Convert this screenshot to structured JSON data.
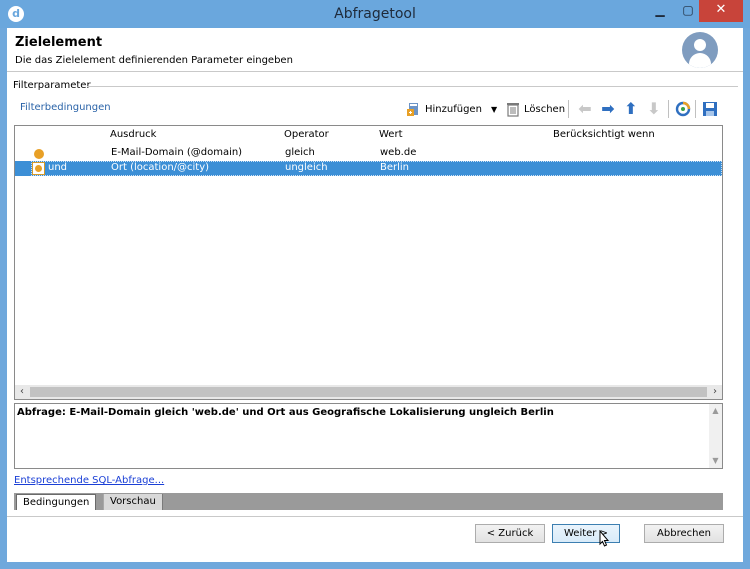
{
  "window": {
    "title": "Abfragetool",
    "app_icon": "d"
  },
  "header": {
    "title": "Zielelement",
    "subtitle": "Die das Zielelement definierenden Parameter eingeben"
  },
  "group": {
    "label": "Filterparameter"
  },
  "toolbar": {
    "caption": "Filterbedingungen",
    "add_label": "Hinzufügen",
    "delete_label": "Löschen",
    "icons": [
      "add-condition-icon",
      "dropdown-arrow-icon",
      "trash-icon",
      "arrow-left-icon",
      "arrow-right-icon",
      "arrow-up-icon",
      "arrow-down-icon",
      "refresh-icon",
      "save-icon"
    ]
  },
  "table": {
    "columns": [
      "Ausdruck",
      "Operator",
      "Wert",
      "Berücksichtigt wenn"
    ],
    "rows": [
      {
        "prefix": "",
        "expression": "E-Mail-Domain (@domain)",
        "operator": "gleich",
        "value": "web.de",
        "condition": "",
        "selected": false
      },
      {
        "prefix": "und",
        "expression": "Ort (location/@city)",
        "operator": "ungleich",
        "value": "Berlin",
        "condition": "",
        "selected": true
      }
    ]
  },
  "query": {
    "text": "Abfrage: E-Mail-Domain gleich 'web.de' und Ort aus Geografische Lokalisierung ungleich Berlin"
  },
  "sql_link": "Entsprechende SQL-Abfrage...",
  "tabs": [
    "Bedingungen",
    "Vorschau"
  ],
  "buttons": {
    "back": "< Zurück",
    "next": "Weiter >",
    "cancel": "Abbrechen"
  },
  "colors": {
    "titlebar": "#6aa7dd",
    "selection": "#3c8fd6",
    "link": "#1a3fd6",
    "close": "#c8443a"
  }
}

*-*-*

# EXERCISE:
Quote each entry above verbatim and drop the pictures.

# OUTPUT BELOW:
Convert this screenshot to structured JSON data.
{
  "window": {
    "title": "Abfragetool",
    "app_icon": "d"
  },
  "header": {
    "title": "Zielelement",
    "subtitle": "Die das Zielelement definierenden Parameter eingeben"
  },
  "group": {
    "label": "Filterparameter"
  },
  "toolbar": {
    "caption": "Filterbedingungen",
    "add_label": "Hinzufügen",
    "delete_label": "Löschen",
    "icons": [
      "add-condition-icon",
      "dropdown-arrow-icon",
      "trash-icon",
      "arrow-left-icon",
      "arrow-right-icon",
      "arrow-up-icon",
      "arrow-down-icon",
      "refresh-icon",
      "save-icon"
    ]
  },
  "table": {
    "columns": [
      "Ausdruck",
      "Operator",
      "Wert",
      "Berücksichtigt wenn"
    ],
    "rows": [
      {
        "prefix": "",
        "expression": "E-Mail-Domain (@domain)",
        "operator": "gleich",
        "value": "web.de",
        "condition": "",
        "selected": false
      },
      {
        "prefix": "und",
        "expression": "Ort (location/@city)",
        "operator": "ungleich",
        "value": "Berlin",
        "condition": "",
        "selected": true
      }
    ]
  },
  "query": {
    "text": "Abfrage: E-Mail-Domain gleich 'web.de' und Ort aus Geografische Lokalisierung ungleich Berlin"
  },
  "sql_link": "Entsprechende SQL-Abfrage...",
  "tabs": [
    "Bedingungen",
    "Vorschau"
  ],
  "buttons": {
    "back": "< Zurück",
    "next": "Weiter >",
    "cancel": "Abbrechen"
  },
  "colors": {
    "titlebar": "#6aa7dd",
    "selection": "#3c8fd6",
    "link": "#1a3fd6",
    "close": "#c8443a"
  }
}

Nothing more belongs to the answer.